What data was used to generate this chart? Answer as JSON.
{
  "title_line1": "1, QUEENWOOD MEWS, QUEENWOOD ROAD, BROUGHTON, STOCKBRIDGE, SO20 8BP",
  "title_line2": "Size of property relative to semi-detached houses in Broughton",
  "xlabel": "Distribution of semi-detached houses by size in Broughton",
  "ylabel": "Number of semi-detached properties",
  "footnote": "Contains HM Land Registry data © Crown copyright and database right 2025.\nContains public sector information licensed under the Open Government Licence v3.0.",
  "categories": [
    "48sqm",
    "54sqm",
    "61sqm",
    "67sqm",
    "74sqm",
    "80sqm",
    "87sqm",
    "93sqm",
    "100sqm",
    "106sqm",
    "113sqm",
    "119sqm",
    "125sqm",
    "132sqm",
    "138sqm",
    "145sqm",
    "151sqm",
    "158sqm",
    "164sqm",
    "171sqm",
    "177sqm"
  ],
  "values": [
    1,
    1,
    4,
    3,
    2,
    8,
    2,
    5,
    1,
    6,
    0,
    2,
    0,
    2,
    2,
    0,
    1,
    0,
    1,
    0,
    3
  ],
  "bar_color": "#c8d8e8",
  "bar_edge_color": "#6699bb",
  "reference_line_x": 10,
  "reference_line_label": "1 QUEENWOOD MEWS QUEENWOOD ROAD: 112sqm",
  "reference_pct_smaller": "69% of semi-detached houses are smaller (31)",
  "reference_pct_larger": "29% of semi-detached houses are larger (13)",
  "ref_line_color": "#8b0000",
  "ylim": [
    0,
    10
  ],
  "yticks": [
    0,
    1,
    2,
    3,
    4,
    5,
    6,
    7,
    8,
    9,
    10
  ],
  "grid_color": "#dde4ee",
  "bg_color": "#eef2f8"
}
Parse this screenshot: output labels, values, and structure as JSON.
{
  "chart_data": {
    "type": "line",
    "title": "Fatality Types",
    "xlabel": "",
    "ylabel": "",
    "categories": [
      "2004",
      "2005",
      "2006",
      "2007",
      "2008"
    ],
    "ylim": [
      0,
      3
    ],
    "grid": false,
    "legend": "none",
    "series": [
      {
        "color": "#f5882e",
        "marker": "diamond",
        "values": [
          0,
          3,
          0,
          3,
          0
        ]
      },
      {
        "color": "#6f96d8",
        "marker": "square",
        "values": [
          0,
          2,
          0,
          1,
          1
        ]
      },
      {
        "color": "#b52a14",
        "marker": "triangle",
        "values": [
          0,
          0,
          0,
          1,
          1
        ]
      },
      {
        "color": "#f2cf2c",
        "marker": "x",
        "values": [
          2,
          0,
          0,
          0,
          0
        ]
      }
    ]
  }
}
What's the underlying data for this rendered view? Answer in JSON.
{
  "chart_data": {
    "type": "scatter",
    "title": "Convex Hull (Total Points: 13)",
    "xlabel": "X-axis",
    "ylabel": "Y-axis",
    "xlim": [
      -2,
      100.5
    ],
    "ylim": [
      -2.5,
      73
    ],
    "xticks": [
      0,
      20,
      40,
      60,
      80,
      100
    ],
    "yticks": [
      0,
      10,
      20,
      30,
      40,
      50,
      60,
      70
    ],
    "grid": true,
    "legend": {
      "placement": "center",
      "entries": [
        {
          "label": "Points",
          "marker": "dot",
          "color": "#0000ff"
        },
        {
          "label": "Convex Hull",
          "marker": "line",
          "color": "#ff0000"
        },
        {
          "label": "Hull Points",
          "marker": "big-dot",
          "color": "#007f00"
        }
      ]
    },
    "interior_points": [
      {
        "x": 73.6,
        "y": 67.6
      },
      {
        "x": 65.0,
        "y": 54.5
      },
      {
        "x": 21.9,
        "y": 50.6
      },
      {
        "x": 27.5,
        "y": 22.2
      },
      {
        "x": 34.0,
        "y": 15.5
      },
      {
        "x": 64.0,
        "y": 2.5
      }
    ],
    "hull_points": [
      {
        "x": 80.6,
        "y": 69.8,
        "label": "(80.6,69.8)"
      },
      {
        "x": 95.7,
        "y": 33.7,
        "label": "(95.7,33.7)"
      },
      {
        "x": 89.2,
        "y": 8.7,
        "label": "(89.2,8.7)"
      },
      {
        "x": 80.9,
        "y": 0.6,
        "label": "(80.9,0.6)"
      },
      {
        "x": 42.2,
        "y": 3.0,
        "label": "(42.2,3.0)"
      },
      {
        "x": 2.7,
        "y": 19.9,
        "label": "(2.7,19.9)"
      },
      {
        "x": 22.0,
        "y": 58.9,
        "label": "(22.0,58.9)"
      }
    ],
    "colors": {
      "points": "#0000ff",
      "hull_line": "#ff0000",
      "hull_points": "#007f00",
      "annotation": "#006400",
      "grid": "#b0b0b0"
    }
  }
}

§ Written exercise:
Retype every entry word for word.

§ Full answer:
What data was used to generate this chart? Answer as JSON.
{
  "title_line1": "1, QUEENWOOD MEWS, QUEENWOOD ROAD, BROUGHTON, STOCKBRIDGE, SO20 8BP",
  "title_line2": "Size of property relative to semi-detached houses in Broughton",
  "xlabel": "Distribution of semi-detached houses by size in Broughton",
  "ylabel": "Number of semi-detached properties",
  "footnote": "Contains HM Land Registry data © Crown copyright and database right 2025.\nContains public sector information licensed under the Open Government Licence v3.0.",
  "categories": [
    "48sqm",
    "54sqm",
    "61sqm",
    "67sqm",
    "74sqm",
    "80sqm",
    "87sqm",
    "93sqm",
    "100sqm",
    "106sqm",
    "113sqm",
    "119sqm",
    "125sqm",
    "132sqm",
    "138sqm",
    "145sqm",
    "151sqm",
    "158sqm",
    "164sqm",
    "171sqm",
    "177sqm"
  ],
  "values": [
    1,
    1,
    4,
    3,
    2,
    8,
    2,
    5,
    1,
    6,
    0,
    2,
    0,
    2,
    2,
    0,
    1,
    0,
    1,
    0,
    3
  ],
  "bar_color": "#c8d8e8",
  "bar_edge_color": "#6699bb",
  "reference_line_x": 10,
  "reference_line_label": "1 QUEENWOOD MEWS QUEENWOOD ROAD: 112sqm",
  "reference_pct_smaller": "69% of semi-detached houses are smaller (31)",
  "reference_pct_larger": "29% of semi-detached houses are larger (13)",
  "ref_line_color": "#8b0000",
  "ylim": [
    0,
    10
  ],
  "yticks": [
    0,
    1,
    2,
    3,
    4,
    5,
    6,
    7,
    8,
    9,
    10
  ],
  "grid_color": "#dde4ee",
  "bg_color": "#eef2f8"
}
Parse this screenshot: output labels, values, and structure as JSON.
{
  "chart_data": {
    "type": "line",
    "title": "Fatality Types",
    "xlabel": "",
    "ylabel": "",
    "categories": [
      "2004",
      "2005",
      "2006",
      "2007",
      "2008"
    ],
    "ylim": [
      0,
      3
    ],
    "grid": false,
    "legend": "none",
    "series": [
      {
        "color": "#f5882e",
        "marker": "diamond",
        "values": [
          0,
          3,
          0,
          3,
          0
        ]
      },
      {
        "color": "#6f96d8",
        "marker": "square",
        "values": [
          0,
          2,
          0,
          1,
          1
        ]
      },
      {
        "color": "#b52a14",
        "marker": "triangle",
        "values": [
          0,
          0,
          0,
          1,
          1
        ]
      },
      {
        "color": "#f2cf2c",
        "marker": "x",
        "values": [
          2,
          0,
          0,
          0,
          0
        ]
      }
    ]
  }
}
What's the underlying data for this rendered view? Answer in JSON.
{
  "chart_data": {
    "type": "scatter",
    "title": "Convex Hull (Total Points: 13)",
    "xlabel": "X-axis",
    "ylabel": "Y-axis",
    "xlim": [
      -2,
      100.5
    ],
    "ylim": [
      -2.5,
      73
    ],
    "xticks": [
      0,
      20,
      40,
      60,
      80,
      100
    ],
    "yticks": [
      0,
      10,
      20,
      30,
      40,
      50,
      60,
      70
    ],
    "grid": true,
    "legend": {
      "placement": "center",
      "entries": [
        {
          "label": "Points",
          "marker": "dot",
          "color": "#0000ff"
        },
        {
          "label": "Convex Hull",
          "marker": "line",
          "color": "#ff0000"
        },
        {
          "label": "Hull Points",
          "marker": "big-dot",
          "color": "#007f00"
        }
      ]
    },
    "interior_points": [
      {
        "x": 73.6,
        "y": 67.6
      },
      {
        "x": 65.0,
        "y": 54.5
      },
      {
        "x": 21.9,
        "y": 50.6
      },
      {
        "x": 27.5,
        "y": 22.2
      },
      {
        "x": 34.0,
        "y": 15.5
      },
      {
        "x": 64.0,
        "y": 2.5
      }
    ],
    "hull_points": [
      {
        "x": 80.6,
        "y": 69.8,
        "label": "(80.6,69.8)"
      },
      {
        "x": 95.7,
        "y": 33.7,
        "label": "(95.7,33.7)"
      },
      {
        "x": 89.2,
        "y": 8.7,
        "label": "(89.2,8.7)"
      },
      {
        "x": 80.9,
        "y": 0.6,
        "label": "(80.9,0.6)"
      },
      {
        "x": 42.2,
        "y": 3.0,
        "label": "(42.2,3.0)"
      },
      {
        "x": 2.7,
        "y": 19.9,
        "label": "(2.7,19.9)"
      },
      {
        "x": 22.0,
        "y": 58.9,
        "label": "(22.0,58.9)"
      }
    ],
    "colors": {
      "points": "#0000ff",
      "hull_line": "#ff0000",
      "hull_points": "#007f00",
      "annotation": "#006400",
      "grid": "#b0b0b0"
    }
  }
}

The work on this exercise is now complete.